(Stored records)
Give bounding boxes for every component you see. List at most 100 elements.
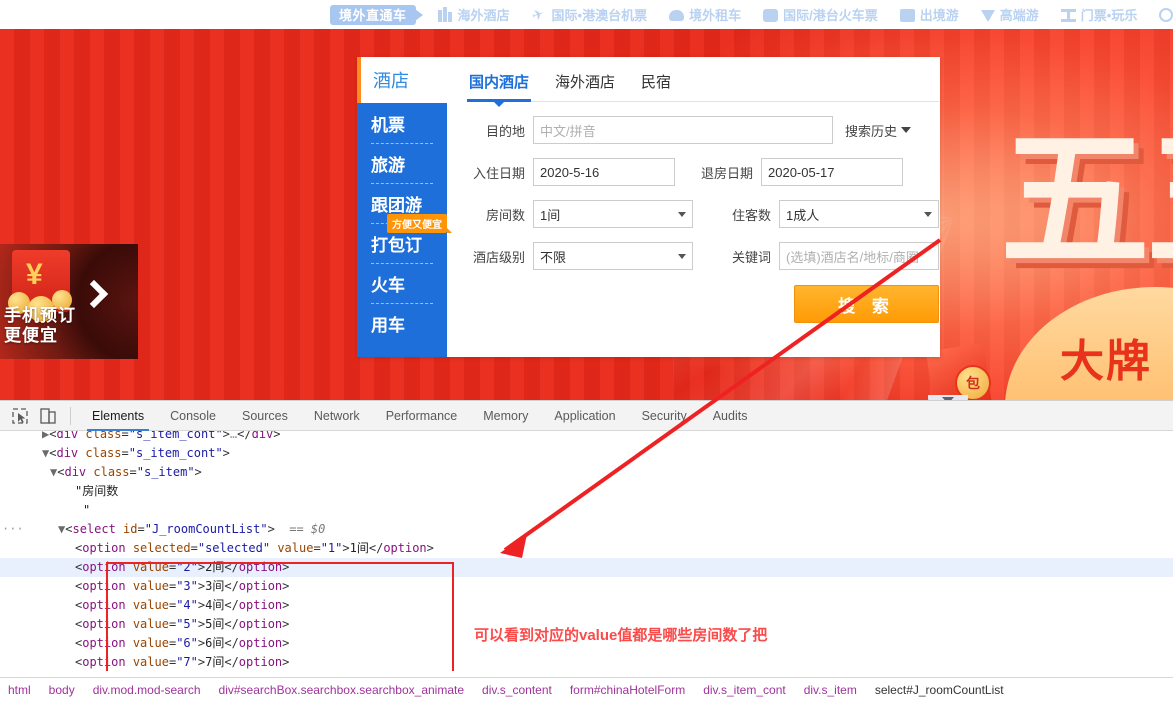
destination-row: 目的地 中文/拼音 搜索历史	[469, 116, 939, 144]
nav-item-label: 门票•玩乐	[1081, 5, 1138, 24]
mobile-booking-promo[interactable]: ¥ 手机预订 更便宜	[0, 244, 138, 359]
checkin-date-input[interactable]: 2020-5-16	[533, 158, 675, 186]
checkout-date-input[interactable]: 2020-05-17	[761, 158, 903, 186]
dom-tree-line[interactable]: <option value="4">4间</option>	[0, 596, 1173, 615]
dom-tree-line[interactable]: ▶<div class="s_item_cont">…</div>	[0, 431, 1173, 444]
car-icon	[669, 10, 684, 21]
banner-subheadline: 大牌	[1060, 325, 1152, 389]
dom-tree[interactable]: ▶<div class="s_item_cont">…</div>▼<div c…	[0, 431, 1173, 671]
nav-item-7[interactable]: 门票•玩乐	[1061, 5, 1138, 24]
guest-count-select[interactable]: 1成人	[779, 200, 939, 228]
star-level-value: 不限	[540, 247, 566, 266]
breadcrumb-item[interactable]: div.s_item	[804, 683, 857, 697]
search-category-sidebar: 酒店 机票旅游跟团游方便又便宜打包订火车用车	[357, 57, 447, 357]
nav-item-4[interactable]: 国际/港台火车票	[763, 5, 878, 24]
dom-tree-line[interactable]: "房间数	[0, 482, 1173, 501]
promo-text: 手机预订 更便宜	[4, 306, 76, 345]
nav-item-label: 海外酒店	[458, 5, 510, 24]
dates-row: 入住日期 2020-5-16 退房日期 2020-05-17	[469, 158, 939, 186]
nav-item-5[interactable]: 出境游	[900, 5, 959, 24]
room-count-value: 1间	[540, 205, 560, 224]
destination-input[interactable]: 中文/拼音	[533, 116, 833, 144]
promo-line-2: 更便宜	[4, 326, 76, 346]
devtools-panel: ElementsConsoleSourcesNetworkPerformance…	[0, 400, 1173, 702]
search-button[interactable]: 搜 索	[794, 285, 939, 323]
devtools-tab-console[interactable]: Console	[157, 401, 229, 431]
devtools-toolbar: ElementsConsoleSourcesNetworkPerformance…	[0, 401, 1173, 431]
breadcrumb-item[interactable]: form#chinaHotelForm	[570, 683, 685, 697]
ticket-icon	[1061, 7, 1076, 22]
annotation-text: 可以看到对应的value值都是哪些房间数了把	[474, 626, 767, 645]
chevron-down-icon	[924, 212, 932, 217]
nav-item-2[interactable]: ✈国际•港澳台机票	[532, 5, 648, 24]
nav-pill-overseas-direct[interactable]: 境外直通车	[330, 5, 416, 25]
checkout-label: 退房日期	[687, 163, 753, 182]
star-level-select[interactable]: 不限	[533, 242, 693, 270]
devtools-tab-network[interactable]: Network	[301, 401, 373, 431]
dom-tree-line[interactable]: <option value="7">7间</option>	[0, 653, 1173, 671]
hotel-icon	[438, 7, 453, 22]
rooms-guests-row: 房间数 1间 住客数 1成人	[469, 200, 939, 228]
breadcrumb-item[interactable]: html	[8, 683, 31, 697]
sidebar-item-4[interactable]: 方便又便宜打包订	[357, 223, 447, 263]
sidebar-item-2[interactable]: 旅游	[357, 143, 447, 183]
sidebar-item-1[interactable]: 机票	[357, 103, 447, 143]
dom-tree-line[interactable]: ▼<div class="s_item_cont">	[0, 444, 1173, 463]
toggle-device-toolbar-icon[interactable]	[37, 405, 59, 427]
nav-item-label: 高端游	[1000, 5, 1039, 24]
dom-tree-line[interactable]: <option selected="selected" value="1">1间…	[0, 539, 1173, 558]
nav-item-3[interactable]: 境外租车	[669, 5, 741, 24]
sidebar-item-5[interactable]: 火车	[357, 263, 447, 303]
devtools-tab-memory[interactable]: Memory	[470, 401, 541, 431]
dom-tree-line[interactable]: <option value="3">3间</option>	[0, 577, 1173, 596]
search-tab-2[interactable]: 海外酒店	[555, 71, 615, 92]
chevron-right-icon[interactable]	[80, 280, 108, 308]
keyword-input[interactable]: (选填)酒店名/地标/商圈	[779, 242, 939, 270]
chevron-down-icon	[678, 254, 686, 259]
devtools-tab-performance[interactable]: Performance	[373, 401, 471, 431]
breadcrumb-item[interactable]: div.mod.mod-search	[93, 683, 201, 697]
dom-tree-line[interactable]: "	[0, 501, 1173, 520]
dom-tree-line[interactable]: <option value="2">2间</option>	[0, 558, 1173, 577]
rooms-label: 房间数	[469, 205, 525, 224]
nav-item-label: 国际/港台火车票	[783, 5, 878, 24]
devtools-tab-elements[interactable]: Elements	[79, 401, 157, 431]
devtools-tab-security[interactable]: Security	[629, 401, 700, 431]
inspect-element-icon[interactable]	[9, 405, 31, 427]
search-history-dropdown[interactable]: 搜索历史	[845, 121, 911, 140]
yen-symbol-icon: ¥	[26, 260, 43, 290]
devtools-tab-sources[interactable]: Sources	[229, 401, 301, 431]
devtools-tab-audits[interactable]: Audits	[700, 401, 761, 431]
sidebar-item-badge: 方便又便宜	[387, 214, 447, 233]
nav-item-1[interactable]: 海外酒店	[438, 5, 510, 24]
breadcrumb-item[interactable]: div#searchBox.searchbox.searchbox_animat…	[219, 683, 464, 697]
breadcrumb-item[interactable]: div.s_item_cont	[703, 683, 785, 697]
top-nav-bar: 境外直通车 海外酒店 ✈国际•港澳台机票 境外租车 国际/港台火车票 出境游 高端游 门票•…	[0, 0, 1173, 29]
nav-item-6[interactable]: 高端游	[981, 5, 1039, 24]
checkin-label: 入住日期	[469, 163, 525, 182]
breadcrumb-item[interactable]: div.s_content	[482, 683, 552, 697]
nav-item-8[interactable]: 签证	[1159, 5, 1173, 24]
search-tab-1[interactable]: 国内酒店	[469, 71, 529, 92]
breadcrumb-item[interactable]: select#J_roomCountList	[875, 683, 1004, 697]
nav-pill-label: 境外直通车	[339, 5, 407, 24]
dom-tree-line[interactable]: ···▼<select id="J_roomCountList"> == $0	[0, 520, 1173, 539]
search-tab-3[interactable]: 民宿	[641, 71, 671, 92]
dom-overflow-dots: ···	[2, 520, 24, 539]
sidebar-item-label: 跟团游	[371, 191, 422, 216]
breadcrumb-item[interactable]: body	[49, 683, 75, 697]
destination-label: 目的地	[469, 121, 525, 140]
nav-item-label: 出境游	[920, 5, 959, 24]
dom-tree-line[interactable]: ▼<div class="s_item">	[0, 463, 1173, 482]
sidebar-item-label: 机票	[371, 111, 405, 136]
search-history-label: 搜索历史	[845, 121, 897, 140]
exit-travel-icon	[900, 9, 915, 22]
room-count-select[interactable]: 1间	[533, 200, 693, 228]
sidebar-item-hotel[interactable]: 酒店	[357, 57, 447, 103]
sidebar-item-6[interactable]: 用车	[357, 303, 447, 343]
devtools-tab-application[interactable]: Application	[541, 401, 628, 431]
guest-count-value: 1成人	[786, 205, 819, 224]
star-keyword-row: 酒店级别 不限 关键词 (选填)酒店名/地标/商圈	[469, 242, 939, 270]
search-form-panel: 国内酒店 海外酒店 民宿 目的地 中文/拼音 搜索历史 入住日期 2020-5-16…	[447, 57, 957, 357]
banner-headline: 五五	[1000, 139, 1173, 262]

What to work on >> Can you format the lines of every item above as a numbered list, skipping any blank lines and leaving the pictures out?

Solution to this problem >>
1. Give bounding boxes for every component you see. List at most 100 elements.
2. destination-row: 目的地 中文/拼音 搜索历史	[469, 116, 939, 144]
3. nav-item-label: 门票•玩乐	[1081, 5, 1138, 24]
4. mobile-booking-promo[interactable]: ¥ 手机预订 更便宜	[0, 244, 138, 359]
5. checkin-date-input[interactable]: 2020-5-16	[533, 158, 675, 186]
6. checkout-date-input[interactable]: 2020-05-17	[761, 158, 903, 186]
7. dom-tree-line[interactable]: <option value="4">4间</option>	[0, 596, 1173, 615]
8. dom-tree-line[interactable]: ▶<div class="s_item_cont">…</div>	[0, 431, 1173, 444]
9. car-icon	[669, 10, 684, 21]
10. banner-subheadline: 大牌	[1060, 325, 1152, 389]
11. dom-tree[interactable]: ▶<div class="s_item_cont">…</div>▼<div c…	[0, 431, 1173, 671]
12. nav-item-7[interactable]: 门票•玩乐	[1061, 5, 1138, 24]
13. guest-count-select[interactable]: 1成人	[779, 200, 939, 228]
14. star-level-value: 不限	[540, 247, 566, 266]
15. breadcrumb-item[interactable]: div.s_item	[804, 683, 857, 697]
16. search-category-sidebar: 酒店 机票旅游跟团游方便又便宜打包订火车用车	[357, 57, 447, 357]
17. nav-item-4[interactable]: 国际/港台火车票	[763, 5, 878, 24]
18. dom-tree-line[interactable]: "房间数	[0, 482, 1173, 501]
19. promo-text: 手机预订 更便宜	[4, 306, 76, 345]
20. nav-item-label: 海外酒店	[458, 5, 510, 24]
21. dates-row: 入住日期 2020-5-16 退房日期 2020-05-17	[469, 158, 939, 186]
22. nav-item-5[interactable]: 出境游	[900, 5, 959, 24]
23. room-count-value: 1间	[540, 205, 560, 224]
24. destination-input[interactable]: 中文/拼音	[533, 116, 833, 144]
25. promo-line-2: 更便宜	[4, 326, 76, 346]
26. devtools-panel: ElementsConsoleSourcesNetworkPerformance…	[0, 400, 1173, 702]
27. search-button[interactable]: 搜 索	[794, 285, 939, 323]
28. devtools-tab-console[interactable]: Console	[157, 401, 229, 431]
29. devtools-toolbar: ElementsConsoleSourcesNetworkPerformance…	[0, 401, 1173, 431]
30. breadcrumb-item[interactable]: form#chinaHotelForm	[570, 683, 685, 697]
31. ticket-icon	[1061, 7, 1076, 22]
32. annotation-text: 可以看到对应的value值都是哪些房间数了把	[474, 626, 767, 645]
33. chevron-down-icon	[924, 212, 932, 217]
34. nav-item-2[interactable]: ✈国际•港澳台机票	[532, 5, 648, 24]
35. nav-pill-overseas-direct[interactable]: 境外直通车	[330, 5, 416, 25]
36. checkout-label: 退房日期	[687, 163, 753, 182]
37. star-level-select[interactable]: 不限	[533, 242, 693, 270]
38. devtools-tab-network[interactable]: Network	[301, 401, 373, 431]
39. dom-tree-line[interactable]: <option value="7">7间</option>	[0, 653, 1173, 671]
40. hotel-icon	[438, 7, 453, 22]
41. rooms-guests-row: 房间数 1间 住客数 1成人	[469, 200, 939, 228]
42. breadcrumb-item[interactable]: html	[8, 683, 31, 697]
43. sidebar-item-4[interactable]: 方便又便宜打包订	[357, 223, 447, 263]
44. sidebar-item-2[interactable]: 旅游	[357, 143, 447, 183]
45. sidebar-item-1[interactable]: 机票	[357, 103, 447, 143]
46. dom-tree-line[interactable]: ▼<div class="s_item_cont">	[0, 444, 1173, 463]
47. toggle-device-toolbar-icon[interactable]	[37, 405, 59, 427]
48. nav-item-label: 高端游	[1000, 5, 1039, 24]
49. dom-tree-line[interactable]: <option selected="selected" value="1">1间…	[0, 539, 1173, 558]
50. nav-item-3[interactable]: 境外租车	[669, 5, 741, 24]
51. sidebar-item-5[interactable]: 火车	[357, 263, 447, 303]
52. devtools-tab-memory[interactable]: Memory	[470, 401, 541, 431]
53. dom-tree-line[interactable]: <option value="3">3间</option>	[0, 577, 1173, 596]
54. search-tab-2[interactable]: 海外酒店	[555, 71, 615, 92]
55. chevron-right-icon[interactable]	[80, 280, 108, 308]
56. keyword-input[interactable]: (选填)酒店名/地标/商圈	[779, 242, 939, 270]
57. chevron-down-icon	[678, 254, 686, 259]
58. devtools-tab-performance[interactable]: Performance	[373, 401, 471, 431]
59. breadcrumb-item[interactable]: div.mod.mod-search	[93, 683, 201, 697]
60. dom-tree-line[interactable]: "	[0, 501, 1173, 520]
61. dom-tree-line[interactable]: <option value="2">2间</option>	[0, 558, 1173, 577]
62. rooms-label: 房间数	[469, 205, 525, 224]
63. nav-item-label: 国际/港台火车票	[783, 5, 878, 24]
64. devtools-tab-elements[interactable]: Elements	[79, 401, 157, 431]
65. devtools-tab-security[interactable]: Security	[629, 401, 700, 431]
66. inspect-element-icon[interactable]	[9, 405, 31, 427]
67. search-history-dropdown[interactable]: 搜索历史	[845, 121, 911, 140]
68. yen-symbol-icon: ¥	[26, 260, 43, 290]
69. devtools-tab-sources[interactable]: Sources	[229, 401, 301, 431]
70. devtools-tab-audits[interactable]: Audits	[700, 401, 761, 431]
71. sidebar-item-badge: 方便又便宜	[387, 214, 447, 233]
72. nav-item-1[interactable]: 海外酒店	[438, 5, 510, 24]
73. breadcrumb-item[interactable]: div#searchBox.searchbox.searchbox_animat…	[219, 683, 464, 697]
74. breadcrumb-item[interactable]: div.s_item_cont	[703, 683, 785, 697]
75. top-nav-bar: 境外直通车 海外酒店 ✈国际•港澳台机票 境外租车 国际/港台火车票 出境游 高端游 门票•…	[0, 0, 1173, 29]
76. nav-item-6[interactable]: 高端游	[981, 5, 1039, 24]
77. checkin-label: 入住日期	[469, 163, 525, 182]
78. breadcrumb-item[interactable]: div.s_content	[482, 683, 552, 697]
79. nav-item-8[interactable]: 签证	[1159, 5, 1173, 24]
80. search-tab-1[interactable]: 国内酒店	[469, 71, 529, 92]
81. breadcrumb-item[interactable]: select#J_roomCountList	[875, 683, 1004, 697]
82. nav-pill-label: 境外直通车	[339, 5, 407, 24]
83. dom-tree-line[interactable]: ···▼<select id="J_roomCountList"> == $0	[0, 520, 1173, 539]
84. search-tab-3[interactable]: 民宿	[641, 71, 671, 92]
85. dom-overflow-dots: ···	[2, 520, 24, 539]
86. sidebar-item-label: 跟团游	[371, 191, 422, 216]
87. breadcrumb-item[interactable]: body	[49, 683, 75, 697]
88. destination-label: 目的地	[469, 121, 525, 140]
89. nav-item-label: 出境游	[920, 5, 959, 24]
90. dom-tree-line[interactable]: ▼<div class="s_item">	[0, 463, 1173, 482]
91. sidebar-item-label: 机票	[371, 111, 405, 136]
92. search-history-label: 搜索历史	[845, 121, 897, 140]
93. exit-travel-icon	[900, 9, 915, 22]
94. room-count-select[interactable]: 1间	[533, 200, 693, 228]
95. sidebar-item-hotel[interactable]: 酒店	[357, 57, 447, 103]
96. sidebar-item-6[interactable]: 用车	[357, 303, 447, 343]
97. devtools-tab-application[interactable]: Application	[541, 401, 628, 431]
98. guest-count-value: 1成人	[786, 205, 819, 224]
99. star-keyword-row: 酒店级别 不限 关键词 (选填)酒店名/地标/商圈	[469, 242, 939, 270]
100. search-form-panel: 国内酒店 海外酒店 民宿 目的地 中文/拼音 搜索历史 入住日期 2020-5-16…	[447, 57, 957, 357]
101. banner-headline: 五五	[1000, 139, 1173, 262]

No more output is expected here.